## Instruction
Answer these from the speech excerpt below:
1. Whose signatures were on the letter?
2. What reason is given for Minister McCarthy not meeting about the bill?
3. What event does the speaker say the Labor government will turn up to?

## Page extract

— begin —

Disappointingly, I didn't even get a phone call or reply when I requested a meeting with you, the Minister for Indigenous Australians, and the Attorney-General about this bill. You shut the door. You didn't even want to talk about it—too ashamed to front up. Apparently, Minister McCarthy, you were too busy. What in your calendar, Minister, was more important than the rights of your people? The letter even had the signatures of the majority of crossbench senators and members of parliament, meaning you have the support to pass this bill today in both houses.
How's that, mob out there? This place and the place next door have an opportunity to take seriously the rights of our people in this country, and we have a gammon Labor government who will do nothing, except to turn up to the Sorry Day morning tea and make a few gammon speeches about how much they care about us. You've got to see through this. Look how many people are locked up. Look how many babies are taken away. Look how much destruction there is of our water and our land. They are so gammon.

— end —

## Records provided

— begin —

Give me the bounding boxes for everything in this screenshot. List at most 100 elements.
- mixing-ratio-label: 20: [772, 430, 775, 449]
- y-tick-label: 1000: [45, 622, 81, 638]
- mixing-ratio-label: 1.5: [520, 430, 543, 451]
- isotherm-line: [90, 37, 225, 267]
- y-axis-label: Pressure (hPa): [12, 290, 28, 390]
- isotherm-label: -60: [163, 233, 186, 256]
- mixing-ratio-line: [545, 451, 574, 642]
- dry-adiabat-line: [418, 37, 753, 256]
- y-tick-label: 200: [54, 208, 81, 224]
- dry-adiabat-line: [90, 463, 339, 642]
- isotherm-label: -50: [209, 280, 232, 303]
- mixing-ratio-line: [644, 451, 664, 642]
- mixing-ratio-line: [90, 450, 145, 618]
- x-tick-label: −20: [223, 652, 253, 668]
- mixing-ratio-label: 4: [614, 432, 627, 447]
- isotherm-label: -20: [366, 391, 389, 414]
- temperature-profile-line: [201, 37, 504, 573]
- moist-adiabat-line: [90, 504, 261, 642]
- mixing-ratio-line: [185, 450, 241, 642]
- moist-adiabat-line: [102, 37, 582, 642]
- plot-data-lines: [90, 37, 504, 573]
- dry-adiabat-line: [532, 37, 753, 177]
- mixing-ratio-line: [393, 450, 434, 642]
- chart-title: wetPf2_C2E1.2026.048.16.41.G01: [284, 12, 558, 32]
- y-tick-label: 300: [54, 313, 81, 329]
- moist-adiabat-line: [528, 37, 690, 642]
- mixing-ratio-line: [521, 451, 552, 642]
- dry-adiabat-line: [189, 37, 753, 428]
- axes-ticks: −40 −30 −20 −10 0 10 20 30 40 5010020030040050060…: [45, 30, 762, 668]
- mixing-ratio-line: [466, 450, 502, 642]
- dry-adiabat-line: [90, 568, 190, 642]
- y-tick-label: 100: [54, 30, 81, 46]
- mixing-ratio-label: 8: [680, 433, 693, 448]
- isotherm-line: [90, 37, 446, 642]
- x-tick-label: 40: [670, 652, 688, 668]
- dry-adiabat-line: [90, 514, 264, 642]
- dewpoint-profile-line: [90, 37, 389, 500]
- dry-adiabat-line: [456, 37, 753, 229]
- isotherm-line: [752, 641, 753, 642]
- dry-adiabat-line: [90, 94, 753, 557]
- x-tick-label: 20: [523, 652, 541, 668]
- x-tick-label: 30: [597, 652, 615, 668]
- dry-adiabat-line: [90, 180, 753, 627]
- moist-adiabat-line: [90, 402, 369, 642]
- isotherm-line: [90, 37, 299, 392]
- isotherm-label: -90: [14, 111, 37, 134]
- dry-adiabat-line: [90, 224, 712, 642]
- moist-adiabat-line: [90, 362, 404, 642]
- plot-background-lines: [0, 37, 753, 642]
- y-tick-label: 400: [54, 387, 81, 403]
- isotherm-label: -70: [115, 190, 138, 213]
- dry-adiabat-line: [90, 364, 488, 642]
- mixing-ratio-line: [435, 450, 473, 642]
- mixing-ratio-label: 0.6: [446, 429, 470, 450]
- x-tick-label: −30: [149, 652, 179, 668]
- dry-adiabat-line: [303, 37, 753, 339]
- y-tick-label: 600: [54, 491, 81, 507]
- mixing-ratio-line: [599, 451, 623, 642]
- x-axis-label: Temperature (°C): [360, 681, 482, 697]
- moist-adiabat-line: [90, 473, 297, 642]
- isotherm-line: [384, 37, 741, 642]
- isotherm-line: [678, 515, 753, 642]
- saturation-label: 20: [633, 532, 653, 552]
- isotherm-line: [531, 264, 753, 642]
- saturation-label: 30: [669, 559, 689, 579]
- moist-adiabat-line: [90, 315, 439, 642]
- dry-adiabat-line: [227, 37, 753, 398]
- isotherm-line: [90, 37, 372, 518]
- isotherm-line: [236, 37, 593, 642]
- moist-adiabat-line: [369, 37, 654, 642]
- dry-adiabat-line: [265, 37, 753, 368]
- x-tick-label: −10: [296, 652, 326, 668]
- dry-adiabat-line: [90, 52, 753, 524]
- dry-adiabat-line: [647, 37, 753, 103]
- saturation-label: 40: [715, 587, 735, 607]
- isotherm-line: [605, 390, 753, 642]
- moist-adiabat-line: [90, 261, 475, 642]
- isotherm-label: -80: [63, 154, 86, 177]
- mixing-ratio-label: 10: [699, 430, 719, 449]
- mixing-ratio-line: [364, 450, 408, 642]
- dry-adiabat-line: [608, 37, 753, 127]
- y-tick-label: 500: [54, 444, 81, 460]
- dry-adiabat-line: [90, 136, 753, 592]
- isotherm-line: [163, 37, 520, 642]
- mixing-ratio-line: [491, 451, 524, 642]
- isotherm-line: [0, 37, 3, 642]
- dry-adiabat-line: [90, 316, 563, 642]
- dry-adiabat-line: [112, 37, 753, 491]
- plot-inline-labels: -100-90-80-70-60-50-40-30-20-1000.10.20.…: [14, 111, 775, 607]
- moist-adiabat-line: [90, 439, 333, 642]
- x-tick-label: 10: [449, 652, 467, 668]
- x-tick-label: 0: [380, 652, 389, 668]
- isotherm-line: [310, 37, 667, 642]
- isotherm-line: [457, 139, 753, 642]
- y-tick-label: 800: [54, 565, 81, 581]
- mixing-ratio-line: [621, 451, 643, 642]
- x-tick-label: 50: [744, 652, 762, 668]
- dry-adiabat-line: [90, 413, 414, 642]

— end —

## Solution for this task
1. The majority of crossbench senators and members of parliament.
2. Minister McCarthy was apparently too busy.
3. The Sorry Day morning tea.